→ **Set exercise**:
Count every line that has the word "TradingView" in it; give no more than the number.

Excerpt from a dataset

==============================

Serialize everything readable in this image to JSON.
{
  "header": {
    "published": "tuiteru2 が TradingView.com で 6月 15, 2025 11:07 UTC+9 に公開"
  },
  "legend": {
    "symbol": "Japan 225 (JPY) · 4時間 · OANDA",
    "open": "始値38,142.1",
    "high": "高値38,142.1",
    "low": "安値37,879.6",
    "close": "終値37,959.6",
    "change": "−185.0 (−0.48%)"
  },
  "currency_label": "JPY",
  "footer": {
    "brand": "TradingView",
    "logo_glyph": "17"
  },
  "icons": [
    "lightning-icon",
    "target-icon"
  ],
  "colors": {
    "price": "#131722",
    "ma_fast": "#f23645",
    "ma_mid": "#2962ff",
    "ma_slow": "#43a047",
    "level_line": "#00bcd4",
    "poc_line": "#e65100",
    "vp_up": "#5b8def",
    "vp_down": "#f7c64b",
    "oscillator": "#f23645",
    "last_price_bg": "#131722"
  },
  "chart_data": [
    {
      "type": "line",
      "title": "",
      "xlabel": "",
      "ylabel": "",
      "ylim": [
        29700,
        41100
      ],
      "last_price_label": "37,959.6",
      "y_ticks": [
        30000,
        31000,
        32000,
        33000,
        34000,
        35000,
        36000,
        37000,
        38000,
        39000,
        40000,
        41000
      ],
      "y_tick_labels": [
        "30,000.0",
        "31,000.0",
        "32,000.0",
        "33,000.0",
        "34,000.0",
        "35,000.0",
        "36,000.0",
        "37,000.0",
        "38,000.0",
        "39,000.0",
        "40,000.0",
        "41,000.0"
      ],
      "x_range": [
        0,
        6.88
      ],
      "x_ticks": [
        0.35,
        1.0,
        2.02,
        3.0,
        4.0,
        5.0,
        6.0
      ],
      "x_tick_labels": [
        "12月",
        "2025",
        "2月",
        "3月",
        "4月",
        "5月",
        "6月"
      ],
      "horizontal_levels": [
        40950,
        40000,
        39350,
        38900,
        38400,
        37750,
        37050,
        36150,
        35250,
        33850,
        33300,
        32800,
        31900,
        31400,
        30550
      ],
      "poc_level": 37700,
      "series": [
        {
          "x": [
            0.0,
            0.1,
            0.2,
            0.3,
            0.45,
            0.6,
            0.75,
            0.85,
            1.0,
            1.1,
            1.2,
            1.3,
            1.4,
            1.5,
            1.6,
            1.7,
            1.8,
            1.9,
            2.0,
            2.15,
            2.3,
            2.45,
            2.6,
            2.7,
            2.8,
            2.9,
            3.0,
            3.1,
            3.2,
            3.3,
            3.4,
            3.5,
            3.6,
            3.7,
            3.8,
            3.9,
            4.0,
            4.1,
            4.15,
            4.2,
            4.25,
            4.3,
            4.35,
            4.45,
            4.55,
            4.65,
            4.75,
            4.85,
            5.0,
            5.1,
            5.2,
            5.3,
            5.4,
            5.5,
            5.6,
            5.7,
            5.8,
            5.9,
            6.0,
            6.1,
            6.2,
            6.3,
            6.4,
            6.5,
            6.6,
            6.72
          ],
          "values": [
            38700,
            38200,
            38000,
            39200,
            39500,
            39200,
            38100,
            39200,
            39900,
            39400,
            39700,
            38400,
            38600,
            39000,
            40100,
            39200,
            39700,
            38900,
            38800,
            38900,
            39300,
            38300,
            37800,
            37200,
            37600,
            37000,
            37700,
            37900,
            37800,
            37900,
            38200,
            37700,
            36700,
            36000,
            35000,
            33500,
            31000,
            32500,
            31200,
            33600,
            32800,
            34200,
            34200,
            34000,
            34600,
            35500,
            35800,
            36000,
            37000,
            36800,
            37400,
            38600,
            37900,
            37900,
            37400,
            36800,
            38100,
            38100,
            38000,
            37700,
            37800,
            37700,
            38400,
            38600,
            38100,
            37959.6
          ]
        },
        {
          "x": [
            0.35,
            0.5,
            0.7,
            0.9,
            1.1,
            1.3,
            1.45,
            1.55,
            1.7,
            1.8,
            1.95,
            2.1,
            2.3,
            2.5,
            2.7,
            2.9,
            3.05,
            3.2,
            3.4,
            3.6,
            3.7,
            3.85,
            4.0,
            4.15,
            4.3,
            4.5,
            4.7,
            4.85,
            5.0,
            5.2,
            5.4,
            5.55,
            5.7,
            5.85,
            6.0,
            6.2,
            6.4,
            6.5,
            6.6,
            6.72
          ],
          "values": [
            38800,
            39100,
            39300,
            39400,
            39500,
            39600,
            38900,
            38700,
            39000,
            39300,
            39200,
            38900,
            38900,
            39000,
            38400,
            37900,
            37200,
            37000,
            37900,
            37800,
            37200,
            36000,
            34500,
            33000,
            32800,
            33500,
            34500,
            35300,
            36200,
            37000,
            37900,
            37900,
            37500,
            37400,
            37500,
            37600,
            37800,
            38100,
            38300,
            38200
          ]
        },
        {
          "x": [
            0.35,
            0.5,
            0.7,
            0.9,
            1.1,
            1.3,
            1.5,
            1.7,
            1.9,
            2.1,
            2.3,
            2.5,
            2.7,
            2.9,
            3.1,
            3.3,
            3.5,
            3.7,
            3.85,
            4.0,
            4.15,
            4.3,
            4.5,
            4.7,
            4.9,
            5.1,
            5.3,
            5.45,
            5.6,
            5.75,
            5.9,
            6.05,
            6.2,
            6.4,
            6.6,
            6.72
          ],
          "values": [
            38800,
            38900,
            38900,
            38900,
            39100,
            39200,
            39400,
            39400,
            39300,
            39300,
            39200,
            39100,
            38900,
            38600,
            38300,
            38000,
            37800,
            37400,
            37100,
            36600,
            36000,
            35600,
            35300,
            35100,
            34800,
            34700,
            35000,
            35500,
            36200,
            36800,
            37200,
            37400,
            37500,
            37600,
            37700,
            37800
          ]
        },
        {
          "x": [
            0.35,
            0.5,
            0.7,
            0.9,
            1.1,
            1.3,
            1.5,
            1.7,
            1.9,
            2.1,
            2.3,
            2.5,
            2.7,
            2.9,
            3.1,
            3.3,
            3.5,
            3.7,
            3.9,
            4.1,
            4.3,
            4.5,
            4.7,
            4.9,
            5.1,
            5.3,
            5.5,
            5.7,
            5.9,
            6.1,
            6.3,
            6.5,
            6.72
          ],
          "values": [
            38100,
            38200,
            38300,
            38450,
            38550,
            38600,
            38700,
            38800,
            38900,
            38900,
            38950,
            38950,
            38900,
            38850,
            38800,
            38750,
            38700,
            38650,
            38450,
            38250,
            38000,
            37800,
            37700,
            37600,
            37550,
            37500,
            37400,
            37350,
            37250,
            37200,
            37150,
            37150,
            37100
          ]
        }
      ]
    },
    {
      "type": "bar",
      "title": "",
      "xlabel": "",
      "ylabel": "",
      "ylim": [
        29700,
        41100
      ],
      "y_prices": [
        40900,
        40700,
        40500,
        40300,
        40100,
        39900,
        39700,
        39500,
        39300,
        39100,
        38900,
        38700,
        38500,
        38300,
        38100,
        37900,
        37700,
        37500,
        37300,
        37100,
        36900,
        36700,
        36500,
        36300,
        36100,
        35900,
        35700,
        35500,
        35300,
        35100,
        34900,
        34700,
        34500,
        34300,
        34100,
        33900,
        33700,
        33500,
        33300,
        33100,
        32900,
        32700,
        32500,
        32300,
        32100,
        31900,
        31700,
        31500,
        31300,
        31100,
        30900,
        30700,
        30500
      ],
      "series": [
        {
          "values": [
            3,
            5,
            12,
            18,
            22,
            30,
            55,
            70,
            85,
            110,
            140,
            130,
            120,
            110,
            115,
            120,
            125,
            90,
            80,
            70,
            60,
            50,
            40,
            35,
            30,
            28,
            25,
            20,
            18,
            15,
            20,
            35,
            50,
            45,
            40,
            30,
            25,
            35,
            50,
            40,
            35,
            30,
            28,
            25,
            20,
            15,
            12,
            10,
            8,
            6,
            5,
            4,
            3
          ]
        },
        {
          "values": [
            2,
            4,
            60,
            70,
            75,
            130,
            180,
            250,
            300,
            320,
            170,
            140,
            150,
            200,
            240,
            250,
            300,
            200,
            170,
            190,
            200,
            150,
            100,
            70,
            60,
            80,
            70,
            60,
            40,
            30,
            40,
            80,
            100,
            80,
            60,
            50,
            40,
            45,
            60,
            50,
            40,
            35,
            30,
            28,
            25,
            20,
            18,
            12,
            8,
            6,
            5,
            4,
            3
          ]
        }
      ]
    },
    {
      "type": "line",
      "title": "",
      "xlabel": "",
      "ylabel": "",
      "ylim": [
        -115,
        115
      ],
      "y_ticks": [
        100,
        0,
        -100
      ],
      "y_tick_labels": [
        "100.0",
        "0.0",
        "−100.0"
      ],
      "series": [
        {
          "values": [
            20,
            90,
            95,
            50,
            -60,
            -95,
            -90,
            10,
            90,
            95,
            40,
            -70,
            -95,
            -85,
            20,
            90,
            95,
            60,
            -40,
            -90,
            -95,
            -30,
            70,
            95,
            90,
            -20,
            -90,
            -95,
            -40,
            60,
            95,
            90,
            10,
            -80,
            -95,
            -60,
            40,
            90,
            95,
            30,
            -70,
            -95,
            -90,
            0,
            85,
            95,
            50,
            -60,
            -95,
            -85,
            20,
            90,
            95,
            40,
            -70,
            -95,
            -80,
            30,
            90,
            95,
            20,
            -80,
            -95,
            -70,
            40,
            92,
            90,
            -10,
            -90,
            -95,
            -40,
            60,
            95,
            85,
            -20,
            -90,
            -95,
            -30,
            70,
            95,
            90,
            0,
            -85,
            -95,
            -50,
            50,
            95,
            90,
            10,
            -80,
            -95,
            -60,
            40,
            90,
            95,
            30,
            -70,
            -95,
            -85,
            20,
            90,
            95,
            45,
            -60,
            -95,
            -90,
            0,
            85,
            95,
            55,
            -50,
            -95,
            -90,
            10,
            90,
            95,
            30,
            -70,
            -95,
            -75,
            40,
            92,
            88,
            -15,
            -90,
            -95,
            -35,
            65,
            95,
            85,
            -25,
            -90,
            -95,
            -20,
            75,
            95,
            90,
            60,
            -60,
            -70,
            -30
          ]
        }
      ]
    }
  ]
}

==============================

→ **Response**:
2